_EXERCISE DETAILS:_
Print all the entries verbatim.

--------------------------------

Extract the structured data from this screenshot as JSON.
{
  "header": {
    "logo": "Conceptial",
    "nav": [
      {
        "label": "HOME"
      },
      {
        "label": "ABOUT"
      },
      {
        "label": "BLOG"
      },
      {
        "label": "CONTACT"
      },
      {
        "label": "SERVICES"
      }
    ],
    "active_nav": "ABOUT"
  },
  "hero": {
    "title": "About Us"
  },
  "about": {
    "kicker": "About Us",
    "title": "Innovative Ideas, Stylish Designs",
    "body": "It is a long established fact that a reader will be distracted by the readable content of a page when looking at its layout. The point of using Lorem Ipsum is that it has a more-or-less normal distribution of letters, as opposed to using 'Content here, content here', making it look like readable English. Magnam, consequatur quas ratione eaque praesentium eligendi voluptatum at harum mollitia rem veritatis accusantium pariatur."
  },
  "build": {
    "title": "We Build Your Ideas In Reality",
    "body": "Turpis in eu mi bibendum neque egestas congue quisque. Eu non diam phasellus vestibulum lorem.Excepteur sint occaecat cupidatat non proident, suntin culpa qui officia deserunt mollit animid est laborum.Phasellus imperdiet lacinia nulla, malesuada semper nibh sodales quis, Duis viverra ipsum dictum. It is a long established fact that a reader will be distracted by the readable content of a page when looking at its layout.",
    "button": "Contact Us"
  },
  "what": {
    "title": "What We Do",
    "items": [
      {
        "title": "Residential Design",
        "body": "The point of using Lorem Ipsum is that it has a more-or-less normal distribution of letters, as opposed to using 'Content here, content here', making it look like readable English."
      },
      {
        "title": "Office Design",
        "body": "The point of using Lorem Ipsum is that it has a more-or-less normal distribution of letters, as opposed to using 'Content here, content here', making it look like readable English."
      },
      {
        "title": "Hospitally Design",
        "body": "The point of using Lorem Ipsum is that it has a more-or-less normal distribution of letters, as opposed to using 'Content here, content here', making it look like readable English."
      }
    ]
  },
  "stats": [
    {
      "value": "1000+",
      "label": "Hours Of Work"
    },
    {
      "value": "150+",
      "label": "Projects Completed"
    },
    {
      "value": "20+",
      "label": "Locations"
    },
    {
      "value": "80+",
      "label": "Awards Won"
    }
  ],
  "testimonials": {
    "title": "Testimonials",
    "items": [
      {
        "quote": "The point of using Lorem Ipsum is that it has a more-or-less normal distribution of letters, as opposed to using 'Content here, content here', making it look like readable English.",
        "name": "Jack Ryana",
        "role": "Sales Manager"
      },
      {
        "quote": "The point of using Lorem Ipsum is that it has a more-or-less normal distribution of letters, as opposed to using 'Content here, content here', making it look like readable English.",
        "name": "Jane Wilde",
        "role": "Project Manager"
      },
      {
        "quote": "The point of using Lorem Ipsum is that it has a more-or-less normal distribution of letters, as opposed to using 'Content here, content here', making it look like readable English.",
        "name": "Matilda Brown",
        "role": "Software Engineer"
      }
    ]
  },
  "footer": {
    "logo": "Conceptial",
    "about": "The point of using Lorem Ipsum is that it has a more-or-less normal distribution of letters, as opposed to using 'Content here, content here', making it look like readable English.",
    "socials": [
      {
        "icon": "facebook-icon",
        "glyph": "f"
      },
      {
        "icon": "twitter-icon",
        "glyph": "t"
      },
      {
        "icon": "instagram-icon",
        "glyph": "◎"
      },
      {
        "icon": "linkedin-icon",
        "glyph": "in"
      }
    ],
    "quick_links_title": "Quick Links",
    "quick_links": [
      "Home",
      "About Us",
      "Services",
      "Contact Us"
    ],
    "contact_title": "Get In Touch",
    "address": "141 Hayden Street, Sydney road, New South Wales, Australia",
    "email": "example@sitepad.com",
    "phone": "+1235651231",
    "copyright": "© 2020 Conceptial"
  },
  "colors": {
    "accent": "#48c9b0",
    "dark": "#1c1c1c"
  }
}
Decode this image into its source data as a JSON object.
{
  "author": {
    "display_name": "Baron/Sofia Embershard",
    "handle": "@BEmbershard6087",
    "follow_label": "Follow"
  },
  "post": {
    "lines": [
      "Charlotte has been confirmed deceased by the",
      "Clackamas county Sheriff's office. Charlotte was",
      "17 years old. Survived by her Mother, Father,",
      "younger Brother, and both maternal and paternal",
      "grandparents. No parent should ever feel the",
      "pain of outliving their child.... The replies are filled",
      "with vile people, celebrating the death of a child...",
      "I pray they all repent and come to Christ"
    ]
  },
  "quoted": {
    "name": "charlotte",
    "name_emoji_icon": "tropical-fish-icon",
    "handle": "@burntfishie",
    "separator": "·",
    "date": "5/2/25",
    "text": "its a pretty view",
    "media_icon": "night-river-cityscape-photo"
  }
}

--------------------------------

_FULL RESPONSE:_
Extract the structured data from this screenshot as JSON.
{
  "header": {
    "logo": "Conceptial",
    "nav": [
      {
        "label": "HOME"
      },
      {
        "label": "ABOUT"
      },
      {
        "label": "BLOG"
      },
      {
        "label": "CONTACT"
      },
      {
        "label": "SERVICES"
      }
    ],
    "active_nav": "ABOUT"
  },
  "hero": {
    "title": "About Us"
  },
  "about": {
    "kicker": "About Us",
    "title": "Innovative Ideas, Stylish Designs",
    "body": "It is a long established fact that a reader will be distracted by the readable content of a page when looking at its layout. The point of using Lorem Ipsum is that it has a more-or-less normal distribution of letters, as opposed to using 'Content here, content here', making it look like readable English. Magnam, consequatur quas ratione eaque praesentium eligendi voluptatum at harum mollitia rem veritatis accusantium pariatur."
  },
  "build": {
    "title": "We Build Your Ideas In Reality",
    "body": "Turpis in eu mi bibendum neque egestas congue quisque. Eu non diam phasellus vestibulum lorem.Excepteur sint occaecat cupidatat non proident, suntin culpa qui officia deserunt mollit animid est laborum.Phasellus imperdiet lacinia nulla, malesuada semper nibh sodales quis, Duis viverra ipsum dictum. It is a long established fact that a reader will be distracted by the readable content of a page when looking at its layout.",
    "button": "Contact Us"
  },
  "what": {
    "title": "What We Do",
    "items": [
      {
        "title": "Residential Design",
        "body": "The point of using Lorem Ipsum is that it has a more-or-less normal distribution of letters, as opposed to using 'Content here, content here', making it look like readable English."
      },
      {
        "title": "Office Design",
        "body": "The point of using Lorem Ipsum is that it has a more-or-less normal distribution of letters, as opposed to using 'Content here, content here', making it look like readable English."
      },
      {
        "title": "Hospitally Design",
        "body": "The point of using Lorem Ipsum is that it has a more-or-less normal distribution of letters, as opposed to using 'Content here, content here', making it look like readable English."
      }
    ]
  },
  "stats": [
    {
      "value": "1000+",
      "label": "Hours Of Work"
    },
    {
      "value": "150+",
      "label": "Projects Completed"
    },
    {
      "value": "20+",
      "label": "Locations"
    },
    {
      "value": "80+",
      "label": "Awards Won"
    }
  ],
  "testimonials": {
    "title": "Testimonials",
    "items": [
      {
        "quote": "The point of using Lorem Ipsum is that it has a more-or-less normal distribution of letters, as opposed to using 'Content here, content here', making it look like readable English.",
        "name": "Jack Ryana",
        "role": "Sales Manager"
      },
      {
        "quote": "The point of using Lorem Ipsum is that it has a more-or-less normal distribution of letters, as opposed to using 'Content here, content here', making it look like readable English.",
        "name": "Jane Wilde",
        "role": "Project Manager"
      },
      {
        "quote": "The point of using Lorem Ipsum is that it has a more-or-less normal distribution of letters, as opposed to using 'Content here, content here', making it look like readable English.",
        "name": "Matilda Brown",
        "role": "Software Engineer"
      }
    ]
  },
  "footer": {
    "logo": "Conceptial",
    "about": "The point of using Lorem Ipsum is that it has a more-or-less normal distribution of letters, as opposed to using 'Content here, content here', making it look like readable English.",
    "socials": [
      {
        "icon": "facebook-icon",
        "glyph": "f"
      },
      {
        "icon": "twitter-icon",
        "glyph": "t"
      },
      {
        "icon": "instagram-icon",
        "glyph": "◎"
      },
      {
        "icon": "linkedin-icon",
        "glyph": "in"
      }
    ],
    "quick_links_title": "Quick Links",
    "quick_links": [
      "Home",
      "About Us",
      "Services",
      "Contact Us"
    ],
    "contact_title": "Get In Touch",
    "address": "141 Hayden Street, Sydney road, New South Wales, Australia",
    "email": "example@sitepad.com",
    "phone": "+1235651231",
    "copyright": "© 2020 Conceptial"
  },
  "colors": {
    "accent": "#48c9b0",
    "dark": "#1c1c1c"
  }
}
Decode this image into its source data as a JSON object.
{
  "author": {
    "display_name": "Baron/Sofia Embershard",
    "handle": "@BEmbershard6087",
    "follow_label": "Follow"
  },
  "post": {
    "lines": [
      "Charlotte has been confirmed deceased by the",
      "Clackamas county Sheriff's office. Charlotte was",
      "17 years old. Survived by her Mother, Father,",
      "younger Brother, and both maternal and paternal",
      "grandparents. No parent should ever feel the",
      "pain of outliving their child.... The replies are filled",
      "with vile people, celebrating the death of a child...",
      "I pray they all repent and come to Christ"
    ]
  },
  "quoted": {
    "name": "charlotte",
    "name_emoji_icon": "tropical-fish-icon",
    "handle": "@burntfishie",
    "separator": "·",
    "date": "5/2/25",
    "text": "its a pretty view",
    "media_icon": "night-river-cityscape-photo"
  }
}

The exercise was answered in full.